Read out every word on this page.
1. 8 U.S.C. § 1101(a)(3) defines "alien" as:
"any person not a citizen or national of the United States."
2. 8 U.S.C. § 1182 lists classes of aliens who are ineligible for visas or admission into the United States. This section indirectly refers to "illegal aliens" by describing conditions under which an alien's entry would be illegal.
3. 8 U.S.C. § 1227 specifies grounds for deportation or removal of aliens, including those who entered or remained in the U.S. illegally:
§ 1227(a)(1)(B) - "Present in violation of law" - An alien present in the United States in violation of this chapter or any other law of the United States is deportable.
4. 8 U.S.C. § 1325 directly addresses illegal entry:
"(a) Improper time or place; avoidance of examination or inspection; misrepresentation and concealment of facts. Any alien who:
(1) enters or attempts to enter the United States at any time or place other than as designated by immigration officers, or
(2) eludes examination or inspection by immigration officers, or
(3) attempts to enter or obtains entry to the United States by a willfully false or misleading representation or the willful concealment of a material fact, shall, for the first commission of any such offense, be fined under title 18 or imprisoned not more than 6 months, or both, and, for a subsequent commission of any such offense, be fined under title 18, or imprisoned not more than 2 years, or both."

--

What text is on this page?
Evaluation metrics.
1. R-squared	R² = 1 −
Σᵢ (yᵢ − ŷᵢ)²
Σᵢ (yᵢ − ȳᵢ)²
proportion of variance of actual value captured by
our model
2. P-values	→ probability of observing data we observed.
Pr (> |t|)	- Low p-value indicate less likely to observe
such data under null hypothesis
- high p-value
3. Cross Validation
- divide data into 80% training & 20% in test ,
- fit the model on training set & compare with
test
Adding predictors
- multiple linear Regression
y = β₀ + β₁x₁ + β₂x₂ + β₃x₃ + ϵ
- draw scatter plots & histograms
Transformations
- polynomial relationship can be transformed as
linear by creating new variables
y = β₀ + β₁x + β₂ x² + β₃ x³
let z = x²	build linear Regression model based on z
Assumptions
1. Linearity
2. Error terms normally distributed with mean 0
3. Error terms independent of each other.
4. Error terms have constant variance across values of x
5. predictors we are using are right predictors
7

...

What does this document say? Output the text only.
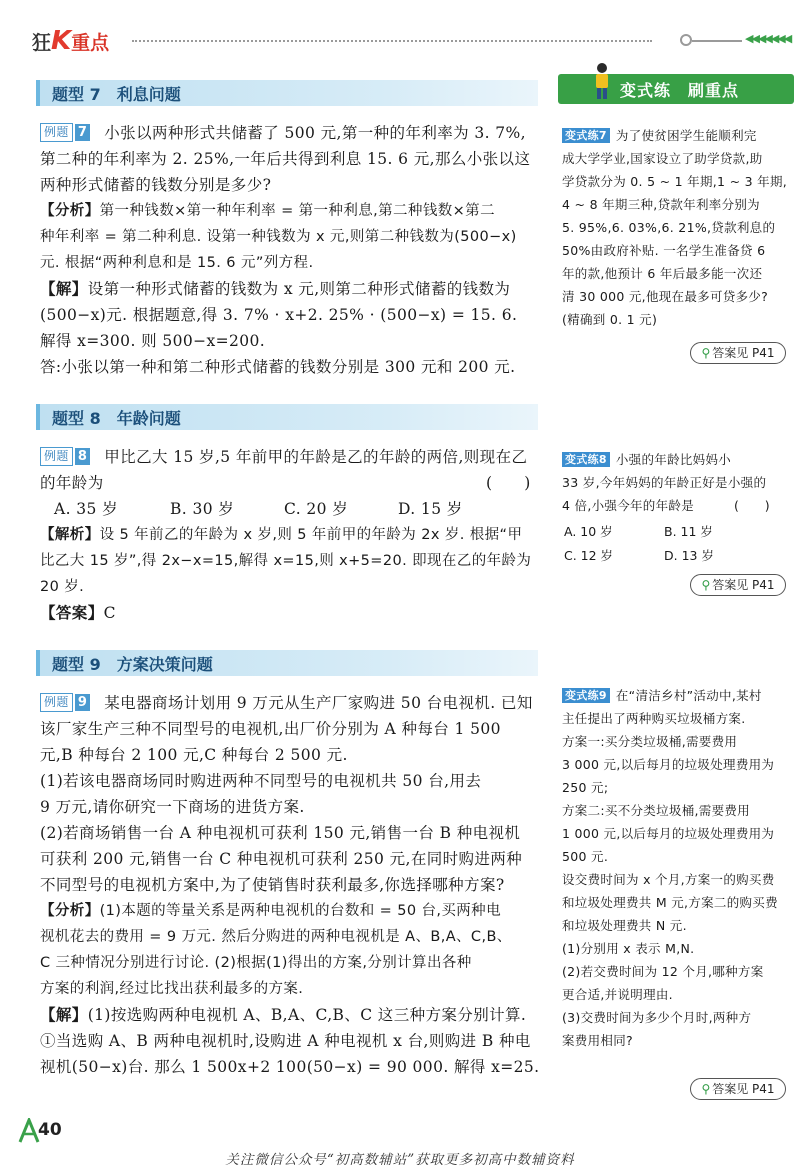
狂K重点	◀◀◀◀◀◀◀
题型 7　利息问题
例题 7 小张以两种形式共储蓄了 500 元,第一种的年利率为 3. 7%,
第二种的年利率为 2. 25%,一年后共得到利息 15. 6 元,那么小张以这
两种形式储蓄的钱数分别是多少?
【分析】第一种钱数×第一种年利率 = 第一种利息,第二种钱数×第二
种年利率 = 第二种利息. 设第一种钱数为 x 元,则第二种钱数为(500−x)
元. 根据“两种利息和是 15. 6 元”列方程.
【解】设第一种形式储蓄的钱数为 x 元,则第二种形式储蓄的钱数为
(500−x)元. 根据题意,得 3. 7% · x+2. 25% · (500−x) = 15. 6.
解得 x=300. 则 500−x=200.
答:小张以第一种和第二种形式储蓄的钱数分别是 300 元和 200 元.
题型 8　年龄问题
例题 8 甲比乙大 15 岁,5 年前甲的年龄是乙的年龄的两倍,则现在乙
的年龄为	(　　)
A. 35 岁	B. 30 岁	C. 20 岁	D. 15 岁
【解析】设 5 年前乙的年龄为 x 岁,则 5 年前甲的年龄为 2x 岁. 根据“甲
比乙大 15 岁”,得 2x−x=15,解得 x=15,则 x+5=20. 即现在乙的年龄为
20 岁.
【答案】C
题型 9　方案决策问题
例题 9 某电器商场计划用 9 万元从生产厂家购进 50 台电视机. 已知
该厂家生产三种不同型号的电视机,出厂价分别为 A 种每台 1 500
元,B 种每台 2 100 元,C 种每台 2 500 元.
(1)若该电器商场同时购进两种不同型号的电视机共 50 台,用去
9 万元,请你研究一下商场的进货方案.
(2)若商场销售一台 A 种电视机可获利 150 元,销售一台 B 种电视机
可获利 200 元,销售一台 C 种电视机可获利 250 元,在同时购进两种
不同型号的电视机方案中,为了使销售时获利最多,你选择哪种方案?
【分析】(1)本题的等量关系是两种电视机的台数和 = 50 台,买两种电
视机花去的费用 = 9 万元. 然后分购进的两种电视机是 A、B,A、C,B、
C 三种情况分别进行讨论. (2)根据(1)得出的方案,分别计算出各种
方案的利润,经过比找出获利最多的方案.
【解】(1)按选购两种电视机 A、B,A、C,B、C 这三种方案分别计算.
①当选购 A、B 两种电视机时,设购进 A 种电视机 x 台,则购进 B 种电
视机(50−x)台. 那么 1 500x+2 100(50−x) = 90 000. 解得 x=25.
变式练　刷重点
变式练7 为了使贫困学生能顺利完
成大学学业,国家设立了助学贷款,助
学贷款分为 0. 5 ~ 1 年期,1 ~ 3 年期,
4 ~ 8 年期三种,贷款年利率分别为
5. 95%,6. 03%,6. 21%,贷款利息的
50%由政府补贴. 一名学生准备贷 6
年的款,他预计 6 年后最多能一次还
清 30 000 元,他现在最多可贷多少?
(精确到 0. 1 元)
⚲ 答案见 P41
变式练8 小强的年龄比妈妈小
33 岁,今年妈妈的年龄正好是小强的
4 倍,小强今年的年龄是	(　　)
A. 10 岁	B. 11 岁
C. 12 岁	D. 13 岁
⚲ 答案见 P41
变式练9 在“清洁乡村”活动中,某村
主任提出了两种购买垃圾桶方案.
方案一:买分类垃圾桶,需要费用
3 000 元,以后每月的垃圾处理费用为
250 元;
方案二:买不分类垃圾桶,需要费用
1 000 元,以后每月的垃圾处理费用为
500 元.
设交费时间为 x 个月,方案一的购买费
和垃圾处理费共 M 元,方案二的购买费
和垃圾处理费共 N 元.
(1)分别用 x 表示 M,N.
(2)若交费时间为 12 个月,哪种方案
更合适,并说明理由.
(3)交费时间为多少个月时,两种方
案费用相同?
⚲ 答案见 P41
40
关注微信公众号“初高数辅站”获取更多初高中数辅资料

*Instructions for the task*. Pick out each line that holds the string "data".

*Exercise result*.
2. P-values	→ probability of observing data we observed.
such data under null hypothesis
- divide data into 80% training & 20% in test ,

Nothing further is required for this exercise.